Compito
Prosegui il testo su Interlandi, riprendendo subito dopo la sua ultima frase.

Difatti l’intellettuale e dinamico operatore culturale Interlandi interessò e incuriosì Leonardo Sciascia che decise di dedicargli uno scritto, purtroppo per l’improvvisa scomparsa mai portato a termine. Diede le carte con gli appunti e documenti al giudice Vitale che ne fece un racconto in “In questa notte del tempo” Sellerio 1999. Anche Giampiero Mughini (A via della Mercede c’era un razzista, Rizzoli,1991) tentò di sondare il personaggio.
Difficile in ogni caso dare un giudizio equilibrato di alcuni personaggi complessi e controversi: e questo in particolare. In ogni caso – ed è quello che volevo porre all’attenzione – la sua battaglia “culturale” sul razzismo e specialmente la famigerata rivista furono prodromi delle leggi razziali del 5 settembre 1938, e di tanto che ne conseguì, come tutti sappiamo. Il dibattito sul valore e lo spessore dello scrittore ed intellettuale deve tenerne conto.

Dati forniti
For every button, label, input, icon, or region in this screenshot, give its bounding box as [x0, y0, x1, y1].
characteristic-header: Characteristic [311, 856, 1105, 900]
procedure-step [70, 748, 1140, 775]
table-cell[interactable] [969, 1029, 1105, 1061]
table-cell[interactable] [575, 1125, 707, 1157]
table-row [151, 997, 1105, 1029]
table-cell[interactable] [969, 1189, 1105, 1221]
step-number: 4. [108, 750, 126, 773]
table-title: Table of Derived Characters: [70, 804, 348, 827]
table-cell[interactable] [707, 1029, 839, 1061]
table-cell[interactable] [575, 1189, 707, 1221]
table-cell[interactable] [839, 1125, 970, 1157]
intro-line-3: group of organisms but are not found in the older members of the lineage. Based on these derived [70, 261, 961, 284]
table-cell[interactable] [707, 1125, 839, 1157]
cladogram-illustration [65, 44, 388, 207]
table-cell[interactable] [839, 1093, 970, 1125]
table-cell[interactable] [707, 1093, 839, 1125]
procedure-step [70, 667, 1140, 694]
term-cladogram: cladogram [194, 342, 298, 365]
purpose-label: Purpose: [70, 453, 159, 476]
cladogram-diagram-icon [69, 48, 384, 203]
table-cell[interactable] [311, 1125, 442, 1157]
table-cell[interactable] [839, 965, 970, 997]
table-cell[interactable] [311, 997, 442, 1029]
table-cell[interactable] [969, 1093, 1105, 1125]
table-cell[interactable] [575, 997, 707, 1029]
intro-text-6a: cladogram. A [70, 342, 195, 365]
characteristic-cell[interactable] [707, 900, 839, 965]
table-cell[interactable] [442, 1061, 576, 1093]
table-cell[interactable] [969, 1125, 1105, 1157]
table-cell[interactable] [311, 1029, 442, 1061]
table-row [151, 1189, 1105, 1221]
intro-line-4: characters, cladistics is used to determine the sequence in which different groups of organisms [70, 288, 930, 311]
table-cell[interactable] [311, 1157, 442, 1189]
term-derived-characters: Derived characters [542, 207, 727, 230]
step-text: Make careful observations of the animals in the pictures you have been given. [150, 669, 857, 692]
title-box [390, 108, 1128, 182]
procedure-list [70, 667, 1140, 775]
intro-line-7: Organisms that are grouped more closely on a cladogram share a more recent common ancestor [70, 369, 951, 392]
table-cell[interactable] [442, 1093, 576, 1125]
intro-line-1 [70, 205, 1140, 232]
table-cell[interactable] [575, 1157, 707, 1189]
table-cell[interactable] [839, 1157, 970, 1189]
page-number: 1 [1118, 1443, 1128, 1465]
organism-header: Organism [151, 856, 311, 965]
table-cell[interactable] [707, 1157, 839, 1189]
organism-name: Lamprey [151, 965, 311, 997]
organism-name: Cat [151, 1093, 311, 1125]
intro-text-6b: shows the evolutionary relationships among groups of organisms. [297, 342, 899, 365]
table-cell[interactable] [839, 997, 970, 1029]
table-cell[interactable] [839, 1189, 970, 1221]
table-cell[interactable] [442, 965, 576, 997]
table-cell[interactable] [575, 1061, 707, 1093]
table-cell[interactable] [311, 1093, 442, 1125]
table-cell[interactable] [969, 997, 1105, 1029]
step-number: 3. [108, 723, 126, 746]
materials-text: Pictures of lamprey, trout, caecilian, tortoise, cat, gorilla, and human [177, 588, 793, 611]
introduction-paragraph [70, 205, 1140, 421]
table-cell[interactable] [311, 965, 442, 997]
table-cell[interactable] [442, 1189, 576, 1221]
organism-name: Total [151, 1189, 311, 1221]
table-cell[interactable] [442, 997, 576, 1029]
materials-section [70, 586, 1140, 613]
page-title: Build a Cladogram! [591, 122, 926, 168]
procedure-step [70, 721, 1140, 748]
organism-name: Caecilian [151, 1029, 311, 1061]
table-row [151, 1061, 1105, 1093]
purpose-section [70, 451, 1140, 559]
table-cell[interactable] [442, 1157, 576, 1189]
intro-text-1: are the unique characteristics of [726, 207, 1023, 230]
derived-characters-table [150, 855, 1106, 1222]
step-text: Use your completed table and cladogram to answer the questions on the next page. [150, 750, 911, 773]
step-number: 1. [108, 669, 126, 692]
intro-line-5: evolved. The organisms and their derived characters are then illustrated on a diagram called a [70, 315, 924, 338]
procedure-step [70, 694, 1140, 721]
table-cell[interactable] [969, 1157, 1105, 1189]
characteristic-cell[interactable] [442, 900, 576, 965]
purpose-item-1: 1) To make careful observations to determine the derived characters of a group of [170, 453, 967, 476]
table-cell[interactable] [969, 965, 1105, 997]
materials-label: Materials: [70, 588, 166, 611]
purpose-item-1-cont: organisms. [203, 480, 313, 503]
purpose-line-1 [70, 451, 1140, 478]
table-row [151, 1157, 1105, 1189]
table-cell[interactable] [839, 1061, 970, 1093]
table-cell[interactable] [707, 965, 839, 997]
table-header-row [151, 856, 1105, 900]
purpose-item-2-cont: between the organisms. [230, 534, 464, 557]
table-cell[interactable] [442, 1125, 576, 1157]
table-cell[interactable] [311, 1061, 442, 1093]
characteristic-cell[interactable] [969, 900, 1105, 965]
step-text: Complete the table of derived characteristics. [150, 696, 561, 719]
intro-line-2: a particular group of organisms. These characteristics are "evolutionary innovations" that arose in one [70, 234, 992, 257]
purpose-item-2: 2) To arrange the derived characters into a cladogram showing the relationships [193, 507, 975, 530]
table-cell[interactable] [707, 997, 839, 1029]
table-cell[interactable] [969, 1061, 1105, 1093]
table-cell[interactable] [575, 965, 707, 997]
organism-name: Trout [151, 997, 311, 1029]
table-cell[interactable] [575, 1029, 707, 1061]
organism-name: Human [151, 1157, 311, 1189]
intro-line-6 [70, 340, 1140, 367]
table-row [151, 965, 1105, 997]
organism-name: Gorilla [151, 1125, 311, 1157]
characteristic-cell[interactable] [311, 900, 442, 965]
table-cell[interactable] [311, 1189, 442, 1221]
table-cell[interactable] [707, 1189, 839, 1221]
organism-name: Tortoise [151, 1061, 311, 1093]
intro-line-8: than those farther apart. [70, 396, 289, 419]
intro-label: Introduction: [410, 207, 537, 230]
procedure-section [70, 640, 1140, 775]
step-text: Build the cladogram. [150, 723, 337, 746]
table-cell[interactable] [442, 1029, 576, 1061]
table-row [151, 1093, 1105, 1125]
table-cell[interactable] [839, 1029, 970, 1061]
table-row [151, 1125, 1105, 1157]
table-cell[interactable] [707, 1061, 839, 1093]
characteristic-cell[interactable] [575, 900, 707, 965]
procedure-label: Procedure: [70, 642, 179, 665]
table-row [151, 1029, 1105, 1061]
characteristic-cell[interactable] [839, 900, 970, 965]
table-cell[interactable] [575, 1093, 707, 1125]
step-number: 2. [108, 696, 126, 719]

Spazio risposta
L’essersi impossessato di Dante, ( per dare chissà perché
un “ maggiore spessore “(sic!!)all’ orrenda e squallida rivista, ne ha ulteriormente peggiorato e aggravato
il significato! Tutt’altra intenzione c’era nel SOMMO POETA! L’Interlandi , come d’altronde buona parte degli” intellettuali” dell’epoca,è stato consapevole e perfettamente conscio di quello che scriveva…(per un buon stipendio, una vita tranquilla, protetto dal regime
e in primiis dal Duce).Per l’attività Letteraria??